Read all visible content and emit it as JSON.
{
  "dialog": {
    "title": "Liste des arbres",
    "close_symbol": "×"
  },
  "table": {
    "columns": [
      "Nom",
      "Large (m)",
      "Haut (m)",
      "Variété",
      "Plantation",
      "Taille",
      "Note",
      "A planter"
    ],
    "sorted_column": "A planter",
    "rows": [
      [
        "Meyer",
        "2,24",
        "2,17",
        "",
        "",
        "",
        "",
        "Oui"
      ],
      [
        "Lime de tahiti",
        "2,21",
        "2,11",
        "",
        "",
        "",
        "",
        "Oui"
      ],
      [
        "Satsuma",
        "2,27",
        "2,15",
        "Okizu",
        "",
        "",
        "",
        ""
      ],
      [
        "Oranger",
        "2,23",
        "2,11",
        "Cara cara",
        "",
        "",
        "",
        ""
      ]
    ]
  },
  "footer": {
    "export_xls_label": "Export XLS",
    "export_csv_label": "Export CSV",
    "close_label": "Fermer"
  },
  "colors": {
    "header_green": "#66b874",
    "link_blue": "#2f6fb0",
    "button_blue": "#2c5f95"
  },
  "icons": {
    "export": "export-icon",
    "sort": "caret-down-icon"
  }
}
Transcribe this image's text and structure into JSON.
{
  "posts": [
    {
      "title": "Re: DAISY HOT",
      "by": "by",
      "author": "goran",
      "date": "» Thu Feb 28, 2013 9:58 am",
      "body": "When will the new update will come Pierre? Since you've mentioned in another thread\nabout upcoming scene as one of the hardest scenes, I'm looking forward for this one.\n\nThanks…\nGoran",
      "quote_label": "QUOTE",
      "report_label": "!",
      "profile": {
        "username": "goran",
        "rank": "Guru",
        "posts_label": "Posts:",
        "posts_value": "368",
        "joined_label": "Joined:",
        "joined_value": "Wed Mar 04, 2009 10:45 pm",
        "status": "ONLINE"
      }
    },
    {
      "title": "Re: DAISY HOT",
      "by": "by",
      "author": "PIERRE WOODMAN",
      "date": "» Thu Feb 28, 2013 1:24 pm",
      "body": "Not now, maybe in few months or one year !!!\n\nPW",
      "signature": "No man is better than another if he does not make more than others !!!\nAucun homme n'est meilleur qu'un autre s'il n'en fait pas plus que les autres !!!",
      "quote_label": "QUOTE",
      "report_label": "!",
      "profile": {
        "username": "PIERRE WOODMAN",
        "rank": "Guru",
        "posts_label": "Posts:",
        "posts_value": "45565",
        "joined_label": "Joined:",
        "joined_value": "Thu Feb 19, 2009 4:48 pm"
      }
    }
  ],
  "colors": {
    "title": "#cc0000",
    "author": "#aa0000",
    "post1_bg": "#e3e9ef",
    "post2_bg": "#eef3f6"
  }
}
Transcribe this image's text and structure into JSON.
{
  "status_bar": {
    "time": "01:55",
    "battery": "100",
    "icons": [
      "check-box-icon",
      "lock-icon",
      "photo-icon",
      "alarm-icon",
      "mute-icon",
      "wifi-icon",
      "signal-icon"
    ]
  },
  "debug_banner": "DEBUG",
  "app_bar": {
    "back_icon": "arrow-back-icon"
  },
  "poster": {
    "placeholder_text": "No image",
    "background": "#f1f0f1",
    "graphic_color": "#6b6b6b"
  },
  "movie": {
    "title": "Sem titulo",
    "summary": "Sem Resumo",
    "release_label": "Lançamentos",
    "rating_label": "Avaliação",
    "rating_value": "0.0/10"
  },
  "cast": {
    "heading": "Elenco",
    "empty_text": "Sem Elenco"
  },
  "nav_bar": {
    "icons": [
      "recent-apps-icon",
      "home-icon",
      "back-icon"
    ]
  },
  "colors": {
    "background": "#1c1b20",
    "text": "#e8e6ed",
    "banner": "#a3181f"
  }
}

■ WHAT NEEDS TO BE DONE ■
Every line of the data above should be reproduced word for word.

■ SOLVED EXERCISE ■
Read all visible content and emit it as JSON.
{
  "dialog": {
    "title": "Liste des arbres",
    "close_symbol": "×"
  },
  "table": {
    "columns": [
      "Nom",
      "Large (m)",
      "Haut (m)",
      "Variété",
      "Plantation",
      "Taille",
      "Note",
      "A planter"
    ],
    "sorted_column": "A planter",
    "rows": [
      [
        "Meyer",
        "2,24",
        "2,17",
        "",
        "",
        "",
        "",
        "Oui"
      ],
      [
        "Lime de tahiti",
        "2,21",
        "2,11",
        "",
        "",
        "",
        "",
        "Oui"
      ],
      [
        "Satsuma",
        "2,27",
        "2,15",
        "Okizu",
        "",
        "",
        "",
        ""
      ],
      [
        "Oranger",
        "2,23",
        "2,11",
        "Cara cara",
        "",
        "",
        "",
        ""
      ]
    ]
  },
  "footer": {
    "export_xls_label": "Export XLS",
    "export_csv_label": "Export CSV",
    "close_label": "Fermer"
  },
  "colors": {
    "header_green": "#66b874",
    "link_blue": "#2f6fb0",
    "button_blue": "#2c5f95"
  },
  "icons": {
    "export": "export-icon",
    "sort": "caret-down-icon"
  }
}
Transcribe this image's text and structure into JSON.
{
  "posts": [
    {
      "title": "Re: DAISY HOT",
      "by": "by",
      "author": "goran",
      "date": "» Thu Feb 28, 2013 9:58 am",
      "body": "When will the new update will come Pierre? Since you've mentioned in another thread\nabout upcoming scene as one of the hardest scenes, I'm looking forward for this one.\n\nThanks…\nGoran",
      "quote_label": "QUOTE",
      "report_label": "!",
      "profile": {
        "username": "goran",
        "rank": "Guru",
        "posts_label": "Posts:",
        "posts_value": "368",
        "joined_label": "Joined:",
        "joined_value": "Wed Mar 04, 2009 10:45 pm",
        "status": "ONLINE"
      }
    },
    {
      "title": "Re: DAISY HOT",
      "by": "by",
      "author": "PIERRE WOODMAN",
      "date": "» Thu Feb 28, 2013 1:24 pm",
      "body": "Not now, maybe in few months or one year !!!\n\nPW",
      "signature": "No man is better than another if he does not make more than others !!!\nAucun homme n'est meilleur qu'un autre s'il n'en fait pas plus que les autres !!!",
      "quote_label": "QUOTE",
      "report_label": "!",
      "profile": {
        "username": "PIERRE WOODMAN",
        "rank": "Guru",
        "posts_label": "Posts:",
        "posts_value": "45565",
        "joined_label": "Joined:",
        "joined_value": "Thu Feb 19, 2009 4:48 pm"
      }
    }
  ],
  "colors": {
    "title": "#cc0000",
    "author": "#aa0000",
    "post1_bg": "#e3e9ef",
    "post2_bg": "#eef3f6"
  }
}
Transcribe this image's text and structure into JSON.
{
  "status_bar": {
    "time": "01:55",
    "battery": "100",
    "icons": [
      "check-box-icon",
      "lock-icon",
      "photo-icon",
      "alarm-icon",
      "mute-icon",
      "wifi-icon",
      "signal-icon"
    ]
  },
  "debug_banner": "DEBUG",
  "app_bar": {
    "back_icon": "arrow-back-icon"
  },
  "poster": {
    "placeholder_text": "No image",
    "background": "#f1f0f1",
    "graphic_color": "#6b6b6b"
  },
  "movie": {
    "title": "Sem titulo",
    "summary": "Sem Resumo",
    "release_label": "Lançamentos",
    "rating_label": "Avaliação",
    "rating_value": "0.0/10"
  },
  "cast": {
    "heading": "Elenco",
    "empty_text": "Sem Elenco"
  },
  "nav_bar": {
    "icons": [
      "recent-apps-icon",
      "home-icon",
      "back-icon"
    ]
  },
  "colors": {
    "background": "#1c1b20",
    "text": "#e8e6ed",
    "banner": "#a3181f"
  }
}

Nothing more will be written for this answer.